● TASK DETAILS:
Wherever the word "Cama" appears in the entries, copy the whole line.

======== DATASET RECORDS

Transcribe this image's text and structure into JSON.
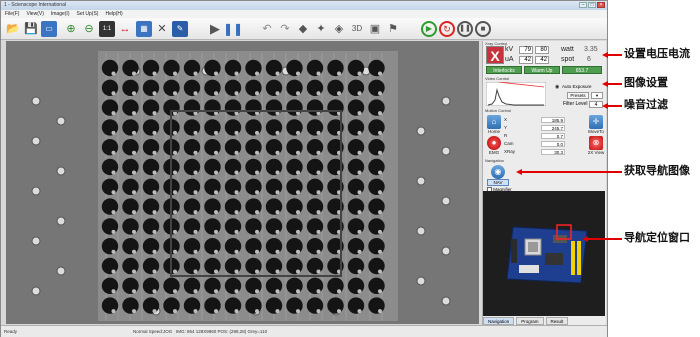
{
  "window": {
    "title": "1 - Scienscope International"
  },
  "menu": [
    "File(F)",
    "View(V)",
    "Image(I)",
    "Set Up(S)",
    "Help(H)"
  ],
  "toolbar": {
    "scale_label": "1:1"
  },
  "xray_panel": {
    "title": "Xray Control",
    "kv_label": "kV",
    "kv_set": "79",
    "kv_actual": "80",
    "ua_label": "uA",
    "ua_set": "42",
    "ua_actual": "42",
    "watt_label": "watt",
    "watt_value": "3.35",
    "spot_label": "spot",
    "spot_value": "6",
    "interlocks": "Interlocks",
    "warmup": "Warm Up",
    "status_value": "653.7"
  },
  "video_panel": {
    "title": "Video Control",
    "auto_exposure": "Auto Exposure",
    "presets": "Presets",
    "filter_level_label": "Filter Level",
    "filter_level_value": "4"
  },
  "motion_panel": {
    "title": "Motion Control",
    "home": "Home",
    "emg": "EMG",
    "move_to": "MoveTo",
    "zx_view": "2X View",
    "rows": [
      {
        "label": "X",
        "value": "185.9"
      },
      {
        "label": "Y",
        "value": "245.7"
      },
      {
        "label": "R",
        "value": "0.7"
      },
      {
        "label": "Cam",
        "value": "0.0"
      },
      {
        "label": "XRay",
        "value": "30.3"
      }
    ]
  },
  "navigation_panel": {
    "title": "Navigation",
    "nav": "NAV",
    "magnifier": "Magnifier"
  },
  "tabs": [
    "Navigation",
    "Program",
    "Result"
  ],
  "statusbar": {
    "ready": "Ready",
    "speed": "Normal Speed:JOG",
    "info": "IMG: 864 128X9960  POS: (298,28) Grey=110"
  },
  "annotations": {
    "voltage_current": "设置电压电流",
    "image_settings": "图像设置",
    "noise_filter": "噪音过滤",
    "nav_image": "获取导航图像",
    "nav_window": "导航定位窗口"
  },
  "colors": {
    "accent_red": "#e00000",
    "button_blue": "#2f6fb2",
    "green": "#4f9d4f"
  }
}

================
======== DATASET RECORDS

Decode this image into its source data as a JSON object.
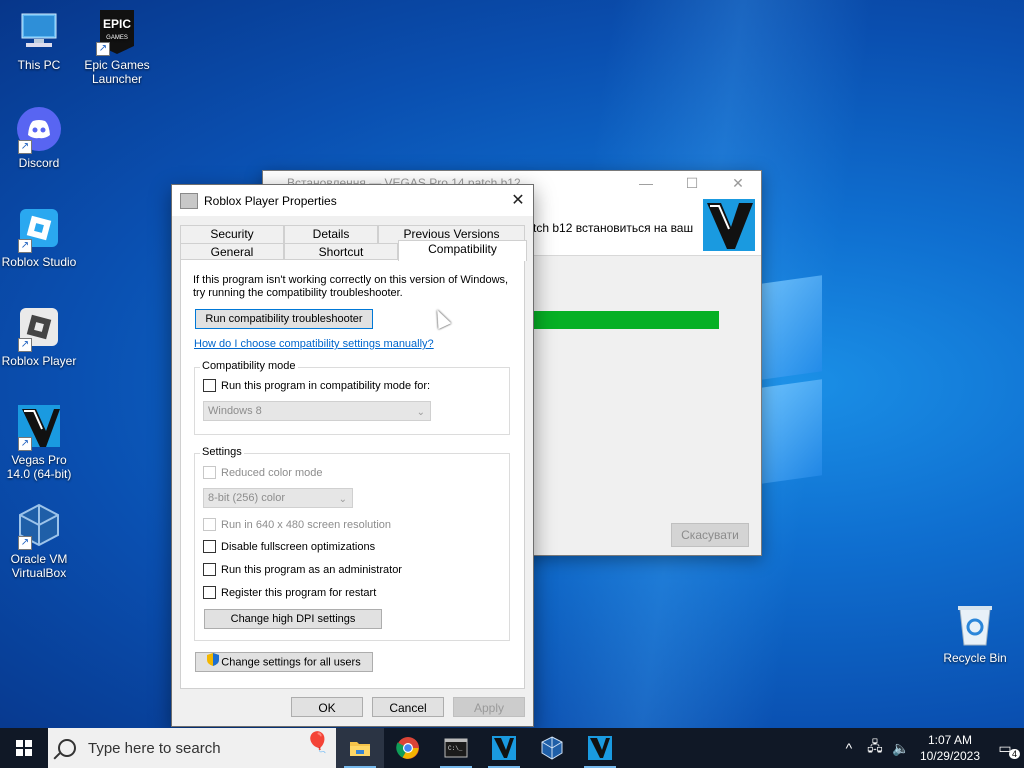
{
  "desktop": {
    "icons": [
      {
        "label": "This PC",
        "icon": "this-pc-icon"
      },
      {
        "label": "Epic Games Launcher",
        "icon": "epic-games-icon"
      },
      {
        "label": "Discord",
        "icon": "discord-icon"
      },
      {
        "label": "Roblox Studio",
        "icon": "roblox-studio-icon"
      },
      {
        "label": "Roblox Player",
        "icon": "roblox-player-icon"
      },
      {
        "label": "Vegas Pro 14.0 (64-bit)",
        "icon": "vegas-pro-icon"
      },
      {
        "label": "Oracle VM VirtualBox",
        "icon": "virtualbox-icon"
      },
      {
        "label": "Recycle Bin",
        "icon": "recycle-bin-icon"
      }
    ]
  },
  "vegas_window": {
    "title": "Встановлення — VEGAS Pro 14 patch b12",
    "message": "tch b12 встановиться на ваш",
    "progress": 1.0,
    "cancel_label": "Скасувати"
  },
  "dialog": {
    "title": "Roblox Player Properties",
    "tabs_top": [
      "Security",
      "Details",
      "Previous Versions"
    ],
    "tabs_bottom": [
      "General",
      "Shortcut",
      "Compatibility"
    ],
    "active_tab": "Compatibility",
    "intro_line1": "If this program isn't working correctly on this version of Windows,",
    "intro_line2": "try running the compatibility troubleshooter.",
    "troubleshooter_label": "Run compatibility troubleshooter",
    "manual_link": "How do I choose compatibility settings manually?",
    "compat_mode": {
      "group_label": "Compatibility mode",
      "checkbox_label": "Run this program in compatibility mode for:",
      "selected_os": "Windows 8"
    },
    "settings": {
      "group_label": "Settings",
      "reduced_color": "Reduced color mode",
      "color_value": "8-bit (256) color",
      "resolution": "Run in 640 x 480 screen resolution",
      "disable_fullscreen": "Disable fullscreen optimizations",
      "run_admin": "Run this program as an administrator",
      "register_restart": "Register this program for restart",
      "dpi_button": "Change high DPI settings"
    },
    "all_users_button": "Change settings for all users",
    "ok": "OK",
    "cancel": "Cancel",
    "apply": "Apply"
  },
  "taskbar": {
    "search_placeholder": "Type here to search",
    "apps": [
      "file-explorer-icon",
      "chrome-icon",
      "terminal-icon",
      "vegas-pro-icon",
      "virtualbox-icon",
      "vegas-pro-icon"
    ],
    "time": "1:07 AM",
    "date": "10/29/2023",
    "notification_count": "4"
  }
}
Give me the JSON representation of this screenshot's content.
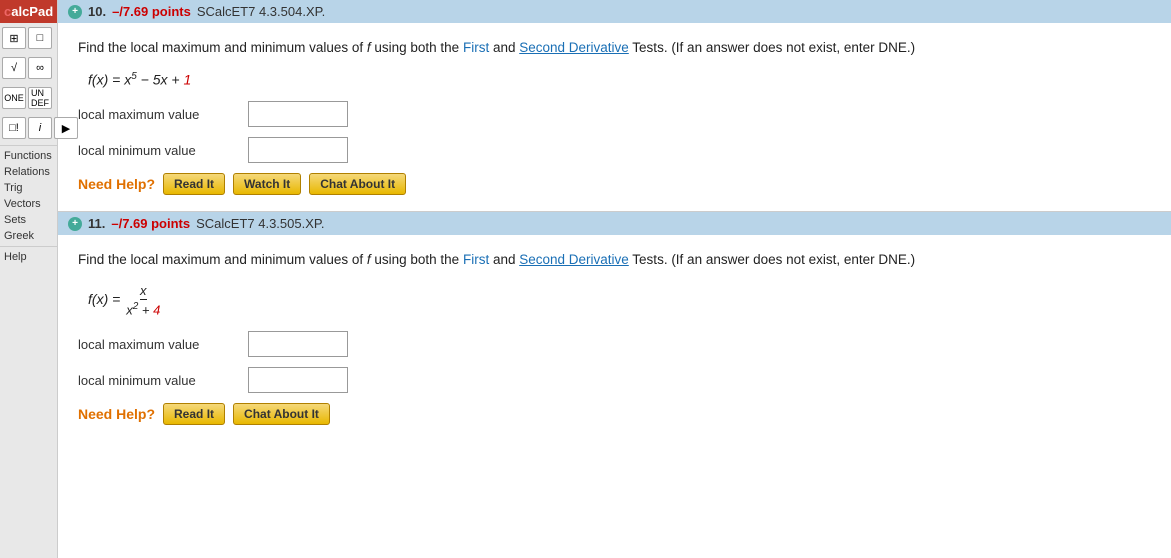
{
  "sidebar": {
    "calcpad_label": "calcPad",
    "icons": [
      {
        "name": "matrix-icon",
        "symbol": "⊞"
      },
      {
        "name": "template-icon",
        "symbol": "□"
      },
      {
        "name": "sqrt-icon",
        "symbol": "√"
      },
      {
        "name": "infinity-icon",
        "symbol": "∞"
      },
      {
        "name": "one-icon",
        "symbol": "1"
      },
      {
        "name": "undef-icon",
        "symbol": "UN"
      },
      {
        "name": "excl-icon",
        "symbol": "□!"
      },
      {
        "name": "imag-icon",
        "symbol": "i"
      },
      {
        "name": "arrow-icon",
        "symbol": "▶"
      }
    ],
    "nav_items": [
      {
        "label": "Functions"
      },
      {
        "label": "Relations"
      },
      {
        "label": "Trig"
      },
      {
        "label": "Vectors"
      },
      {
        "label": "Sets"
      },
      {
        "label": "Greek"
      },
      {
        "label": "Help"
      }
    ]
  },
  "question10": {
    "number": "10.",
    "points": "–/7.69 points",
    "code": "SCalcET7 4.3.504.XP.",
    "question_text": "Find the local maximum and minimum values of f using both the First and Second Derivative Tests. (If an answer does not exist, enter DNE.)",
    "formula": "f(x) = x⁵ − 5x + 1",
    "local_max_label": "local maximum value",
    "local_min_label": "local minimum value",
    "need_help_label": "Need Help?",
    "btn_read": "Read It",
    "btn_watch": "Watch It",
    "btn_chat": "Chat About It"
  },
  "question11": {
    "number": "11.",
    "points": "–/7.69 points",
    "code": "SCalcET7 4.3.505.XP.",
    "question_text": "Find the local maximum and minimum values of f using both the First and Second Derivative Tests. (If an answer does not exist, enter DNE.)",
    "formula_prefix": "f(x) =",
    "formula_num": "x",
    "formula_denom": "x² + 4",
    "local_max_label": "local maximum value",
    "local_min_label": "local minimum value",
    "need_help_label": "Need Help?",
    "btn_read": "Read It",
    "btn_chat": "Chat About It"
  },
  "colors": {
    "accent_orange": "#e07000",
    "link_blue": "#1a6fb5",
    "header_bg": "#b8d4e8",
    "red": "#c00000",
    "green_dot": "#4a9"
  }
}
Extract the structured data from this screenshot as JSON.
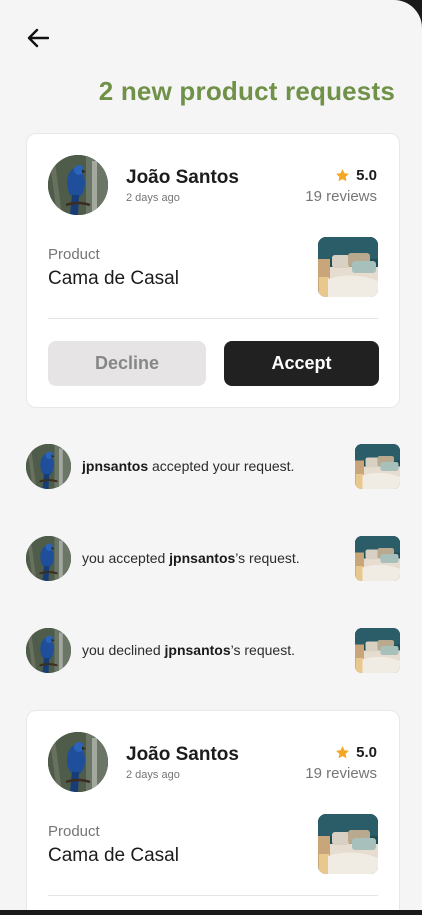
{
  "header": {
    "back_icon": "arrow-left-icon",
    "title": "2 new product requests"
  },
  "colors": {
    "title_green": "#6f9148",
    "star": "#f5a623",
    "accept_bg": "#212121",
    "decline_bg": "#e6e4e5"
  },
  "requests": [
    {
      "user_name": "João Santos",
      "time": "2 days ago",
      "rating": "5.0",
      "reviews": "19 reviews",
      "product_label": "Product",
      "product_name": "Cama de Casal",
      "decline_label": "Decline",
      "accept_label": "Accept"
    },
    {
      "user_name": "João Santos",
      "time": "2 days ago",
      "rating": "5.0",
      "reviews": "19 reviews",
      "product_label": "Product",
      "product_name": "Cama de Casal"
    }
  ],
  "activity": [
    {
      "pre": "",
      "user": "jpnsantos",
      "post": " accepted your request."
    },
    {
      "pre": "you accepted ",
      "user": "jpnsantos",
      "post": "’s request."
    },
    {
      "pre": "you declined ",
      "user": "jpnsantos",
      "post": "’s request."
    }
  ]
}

================
======== DATASET RECORDS

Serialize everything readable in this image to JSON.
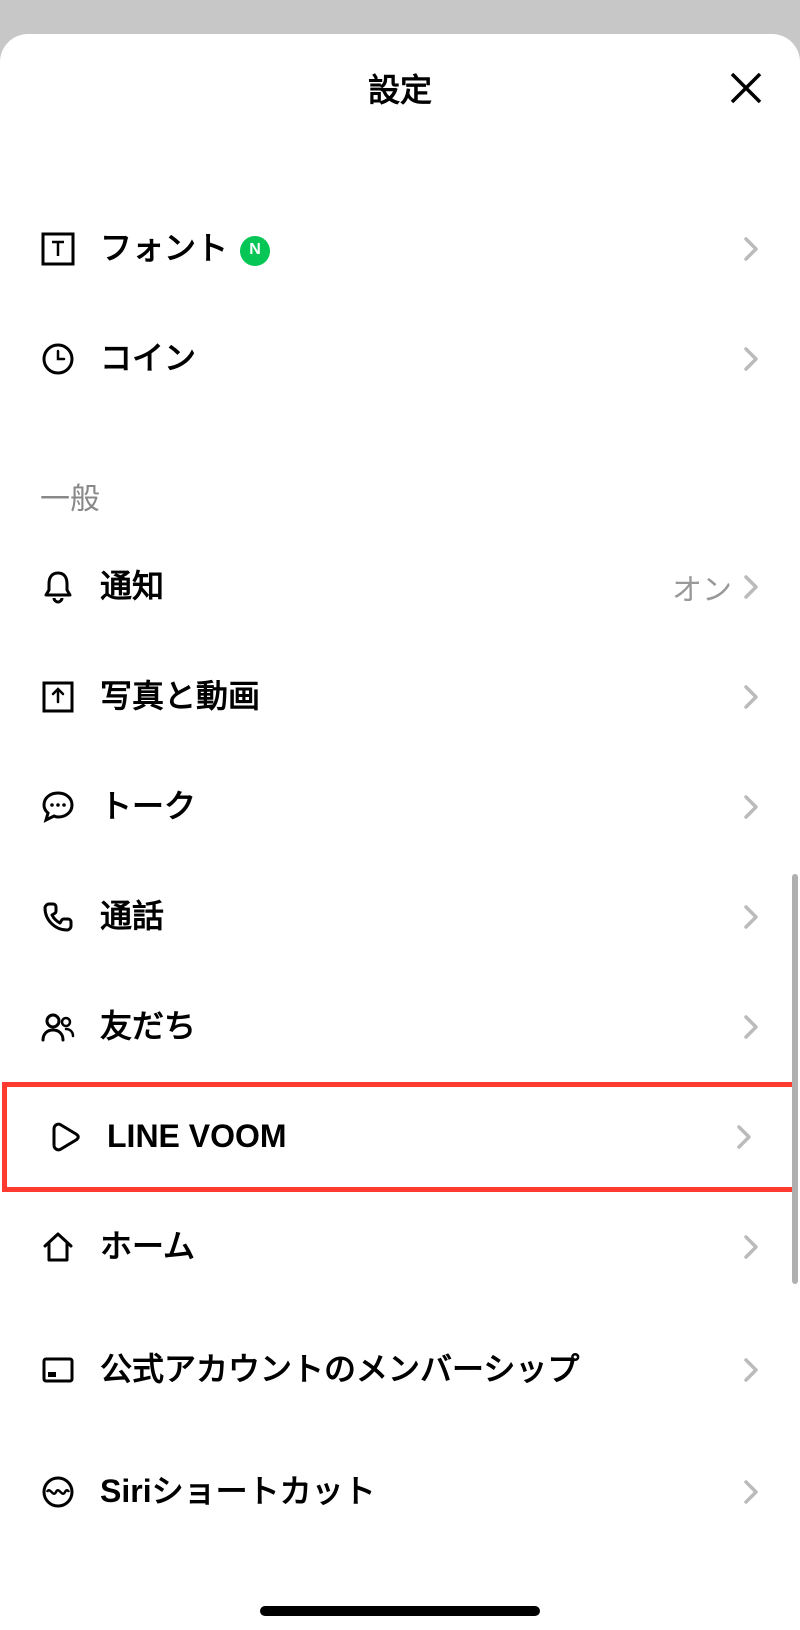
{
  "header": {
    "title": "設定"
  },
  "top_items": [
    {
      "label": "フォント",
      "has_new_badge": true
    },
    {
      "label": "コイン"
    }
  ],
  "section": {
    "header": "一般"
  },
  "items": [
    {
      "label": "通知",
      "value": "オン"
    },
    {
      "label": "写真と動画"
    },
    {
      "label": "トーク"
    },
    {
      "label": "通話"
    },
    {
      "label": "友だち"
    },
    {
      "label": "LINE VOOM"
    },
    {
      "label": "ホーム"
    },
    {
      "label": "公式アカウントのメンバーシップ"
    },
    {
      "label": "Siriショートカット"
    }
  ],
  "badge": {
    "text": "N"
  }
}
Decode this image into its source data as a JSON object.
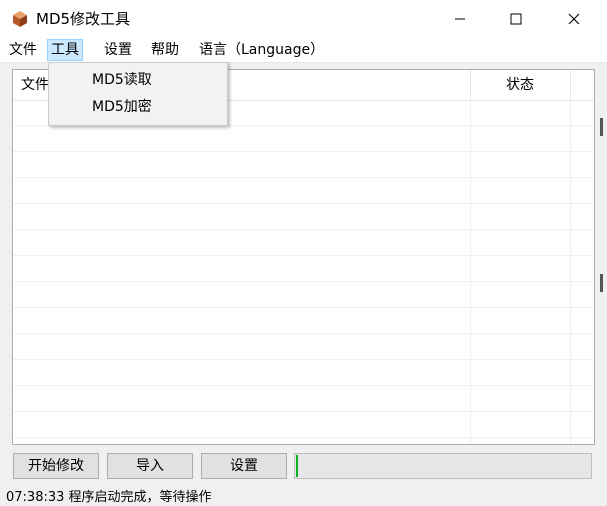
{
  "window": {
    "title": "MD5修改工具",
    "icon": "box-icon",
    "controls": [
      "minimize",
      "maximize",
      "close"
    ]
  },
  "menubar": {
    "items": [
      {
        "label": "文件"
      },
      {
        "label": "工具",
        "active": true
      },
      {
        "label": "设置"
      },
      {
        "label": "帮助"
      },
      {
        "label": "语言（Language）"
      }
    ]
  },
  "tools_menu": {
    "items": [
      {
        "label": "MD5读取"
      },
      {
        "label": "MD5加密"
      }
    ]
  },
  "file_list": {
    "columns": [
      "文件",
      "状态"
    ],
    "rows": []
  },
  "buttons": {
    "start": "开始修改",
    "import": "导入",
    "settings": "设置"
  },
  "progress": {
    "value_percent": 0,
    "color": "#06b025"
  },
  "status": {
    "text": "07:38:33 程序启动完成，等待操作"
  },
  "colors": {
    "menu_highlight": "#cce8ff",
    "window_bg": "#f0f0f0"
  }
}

================

● THE REPLY:
      "product_name": "Cama de Casal",
      "product_name": "Cama de Casal"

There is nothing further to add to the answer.